DATA ENTRIES -
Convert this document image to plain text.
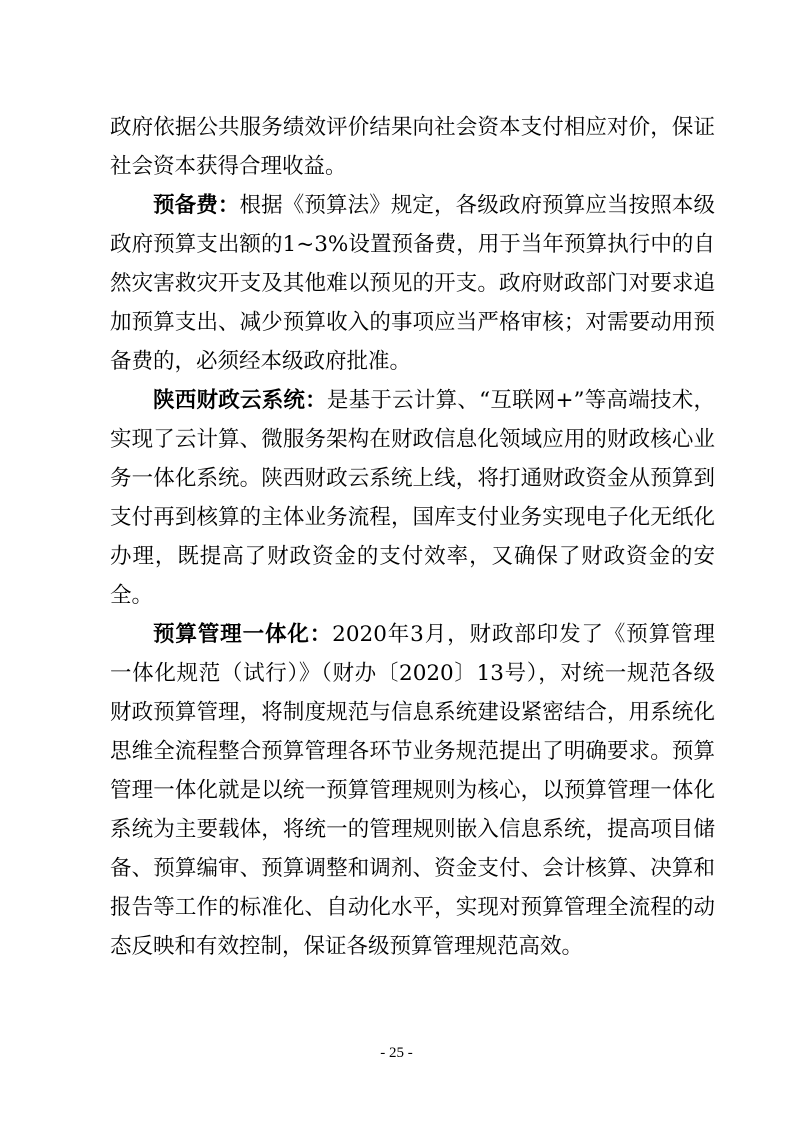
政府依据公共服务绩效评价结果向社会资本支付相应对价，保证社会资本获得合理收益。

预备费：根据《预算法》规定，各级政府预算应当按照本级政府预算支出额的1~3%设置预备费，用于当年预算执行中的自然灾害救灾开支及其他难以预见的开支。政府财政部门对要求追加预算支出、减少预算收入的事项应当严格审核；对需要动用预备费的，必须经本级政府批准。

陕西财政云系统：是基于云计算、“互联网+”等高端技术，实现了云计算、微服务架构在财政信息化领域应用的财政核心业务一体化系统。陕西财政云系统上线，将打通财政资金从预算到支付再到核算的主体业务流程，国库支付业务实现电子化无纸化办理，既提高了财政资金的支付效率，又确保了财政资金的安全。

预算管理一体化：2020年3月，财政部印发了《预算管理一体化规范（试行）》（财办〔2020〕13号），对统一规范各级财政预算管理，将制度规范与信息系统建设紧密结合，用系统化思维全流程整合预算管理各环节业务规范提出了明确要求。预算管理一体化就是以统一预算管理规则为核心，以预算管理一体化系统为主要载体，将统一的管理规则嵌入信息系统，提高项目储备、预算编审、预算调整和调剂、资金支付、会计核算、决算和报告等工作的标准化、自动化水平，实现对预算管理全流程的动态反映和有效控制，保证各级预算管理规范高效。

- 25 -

GIVEN EXERCISE - Your copy of the data should match it exactly, except that pictures are left out.

COMPLETE OUTPUT -
Convert this document image to plain text.
政府依据公共服务绩效评价结果向社会资本支付相应对价，保证社会资本获得合理收益。

预备费：根据《预算法》规定，各级政府预算应当按照本级政府预算支出额的1~3%设置预备费，用于当年预算执行中的自然灾害救灾开支及其他难以预见的开支。政府财政部门对要求追加预算支出、减少预算收入的事项应当严格审核；对需要动用预备费的，必须经本级政府批准。

陕西财政云系统：是基于云计算、“互联网+”等高端技术，实现了云计算、微服务架构在财政信息化领域应用的财政核心业务一体化系统。陕西财政云系统上线，将打通财政资金从预算到支付再到核算的主体业务流程，国库支付业务实现电子化无纸化办理，既提高了财政资金的支付效率，又确保了财政资金的安全。

预算管理一体化：2020年3月，财政部印发了《预算管理一体化规范（试行）》（财办〔2020〕13号），对统一规范各级财政预算管理，将制度规范与信息系统建设紧密结合，用系统化思维全流程整合预算管理各环节业务规范提出了明确要求。预算管理一体化就是以统一预算管理规则为核心，以预算管理一体化系统为主要载体，将统一的管理规则嵌入信息系统，提高项目储备、预算编审、预算调整和调剂、资金支付、会计核算、决算和报告等工作的标准化、自动化水平，实现对预算管理全流程的动态反映和有效控制，保证各级预算管理规范高效。

- 25 -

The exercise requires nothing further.